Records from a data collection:
++++++++

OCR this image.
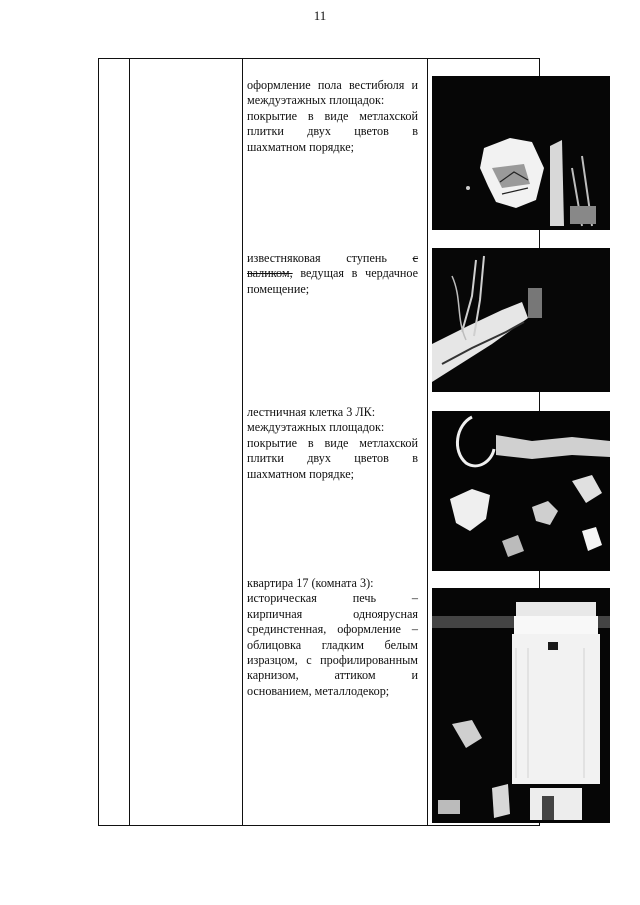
11

оформление пола вестибюля и

междуэтажных площадок:

покрытие в виде метлахской

плитки двух цветов в

шахматном порядке;

известняковая ступень с

валиком, ведущая в чердачное

помещение;

лестничная клетка 3 ЛК:

междуэтажных площадок:

покрытие в виде метлахской

плитки двух цветов в

шахматном порядке;

квартира 17 (комната 3):

историческая печь –

кирпичная одноярусная

срединстенная, оформление –

облицовка гладким белым

изразцом, с профилированным

карнизом, аттиком и

основанием, металлодекор;
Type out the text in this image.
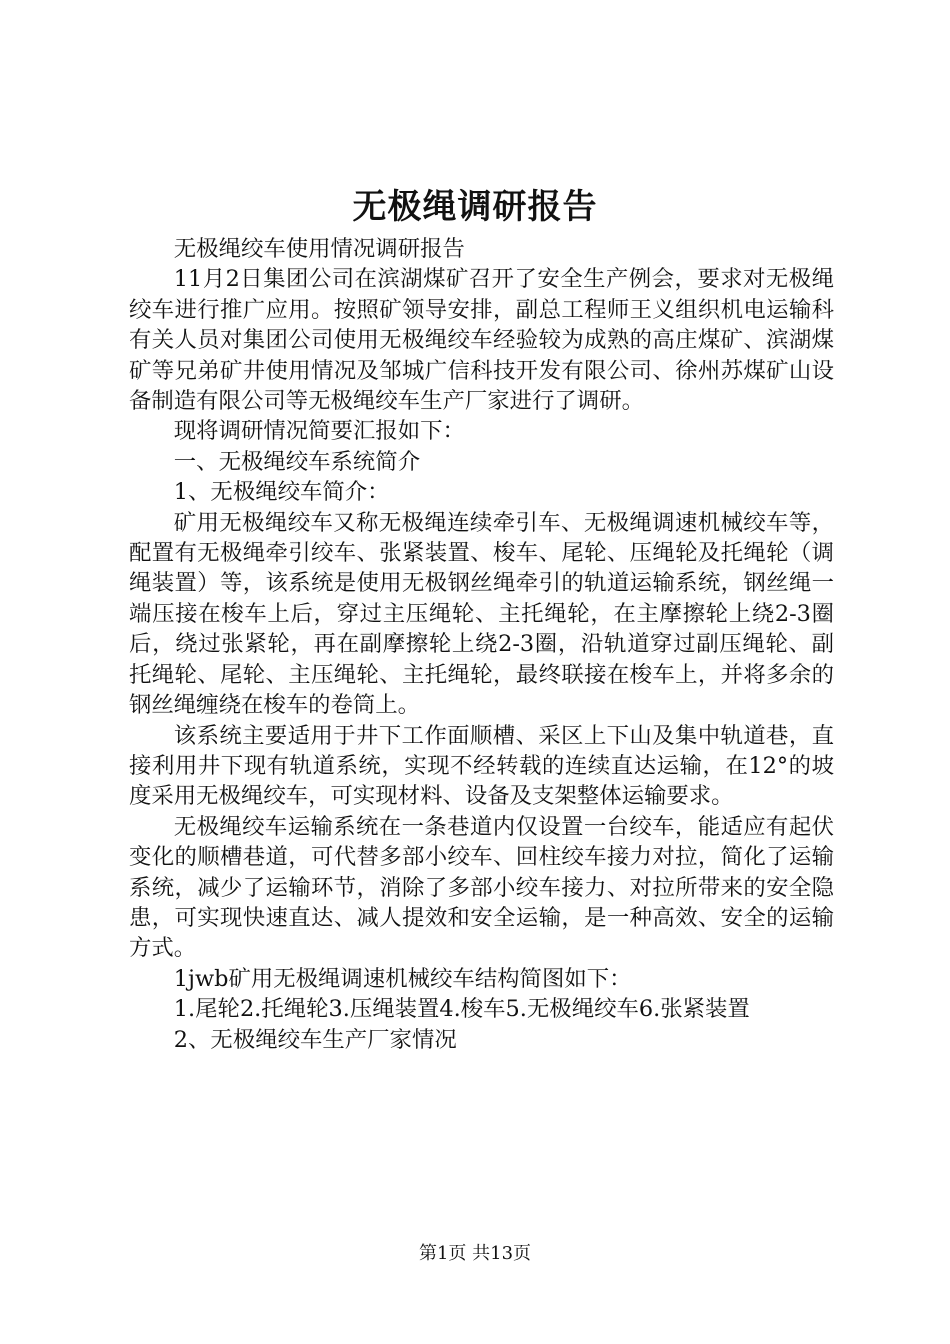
无极绳调研报告

无极绳绞车使用情况调研报告

11月2日集团公司在滨湖煤矿召开了安全生产例会，要求对无极绳绞车进行推广应用。按照矿领导安排，副总工程师王义组织机电运输科有关人员对集团公司使用无极绳绞车经验较为成熟的高庄煤矿、滨湖煤矿等兄弟矿井使用情况及邹城广信科技开发有限公司、徐州苏煤矿山设备制造有限公司等无极绳绞车生产厂家进行了调研。

现将调研情况简要汇报如下：

一、无极绳绞车系统简介

1、无极绳绞车简介：

矿用无极绳绞车又称无极绳连续牵引车、无极绳调速机械绞车等，配置有无极绳牵引绞车、张紧装置、梭车、尾轮、压绳轮及托绳轮（调绳装置）等，该系统是使用无极钢丝绳牵引的轨道运输系统，钢丝绳一端压接在梭车上后，穿过主压绳轮、主托绳轮，在主摩擦轮上绕2-3圈后，绕过张紧轮，再在副摩擦轮上绕2-3圈，沿轨道穿过副压绳轮、副托绳轮、尾轮、主压绳轮、主托绳轮，最终联接在梭车上，并将多余的钢丝绳缠绕在梭车的卷筒上。

该系统主要适用于井下工作面顺槽、采区上下山及集中轨道巷，直接利用井下现有轨道系统，实现不经转载的连续直达运输，在12°的坡度采用无极绳绞车，可实现材料、设备及支架整体运输要求。

无极绳绞车运输系统在一条巷道内仅设置一台绞车，能适应有起伏变化的顺槽巷道，可代替多部小绞车、回柱绞车接力对拉，简化了运输系统，减少了运输环节，消除了多部小绞车接力、对拉所带来的安全隐患，可实现快速直达、减人提效和安全运输，是一种高效、安全的运输方式。

1jwb矿用无极绳调速机械绞车结构简图如下：

1.尾轮2.托绳轮3.压绳装置4.梭车5.无极绳绞车6.张紧装置

2、无极绳绞车生产厂家情况

第1页 共13页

++++++++

[Task details] Without the pictures, reproduce every line of the records above exactly.

[Solution to the problem]
OCR this image.
11

оформление пола вестибюля и

междуэтажных площадок:

покрытие в виде метлахской

плитки двух цветов в

шахматном порядке;

известняковая ступень с

валиком, ведущая в чердачное

помещение;

лестничная клетка 3 ЛК:

междуэтажных площадок:

покрытие в виде метлахской

плитки двух цветов в

шахматном порядке;

квартира 17 (комната 3):

историческая печь –

кирпичная одноярусная

срединстенная, оформление –

облицовка гладким белым

изразцом, с профилированным

карнизом, аттиком и

основанием, металлодекор;
Type out the text in this image.
无极绳调研报告

无极绳绞车使用情况调研报告

11月2日集团公司在滨湖煤矿召开了安全生产例会，要求对无极绳绞车进行推广应用。按照矿领导安排，副总工程师王义组织机电运输科有关人员对集团公司使用无极绳绞车经验较为成熟的高庄煤矿、滨湖煤矿等兄弟矿井使用情况及邹城广信科技开发有限公司、徐州苏煤矿山设备制造有限公司等无极绳绞车生产厂家进行了调研。

现将调研情况简要汇报如下：

一、无极绳绞车系统简介

1、无极绳绞车简介：

矿用无极绳绞车又称无极绳连续牵引车、无极绳调速机械绞车等，配置有无极绳牵引绞车、张紧装置、梭车、尾轮、压绳轮及托绳轮（调绳装置）等，该系统是使用无极钢丝绳牵引的轨道运输系统，钢丝绳一端压接在梭车上后，穿过主压绳轮、主托绳轮，在主摩擦轮上绕2-3圈后，绕过张紧轮，再在副摩擦轮上绕2-3圈，沿轨道穿过副压绳轮、副托绳轮、尾轮、主压绳轮、主托绳轮，最终联接在梭车上，并将多余的钢丝绳缠绕在梭车的卷筒上。

该系统主要适用于井下工作面顺槽、采区上下山及集中轨道巷，直接利用井下现有轨道系统，实现不经转载的连续直达运输，在12°的坡度采用无极绳绞车，可实现材料、设备及支架整体运输要求。

无极绳绞车运输系统在一条巷道内仅设置一台绞车，能适应有起伏变化的顺槽巷道，可代替多部小绞车、回柱绞车接力对拉，简化了运输系统，减少了运输环节，消除了多部小绞车接力、对拉所带来的安全隐患，可实现快速直达、减人提效和安全运输，是一种高效、安全的运输方式。

1jwb矿用无极绳调速机械绞车结构简图如下：

1.尾轮2.托绳轮3.压绳装置4.梭车5.无极绳绞车6.张紧装置

2、无极绳绞车生产厂家情况

第1页 共13页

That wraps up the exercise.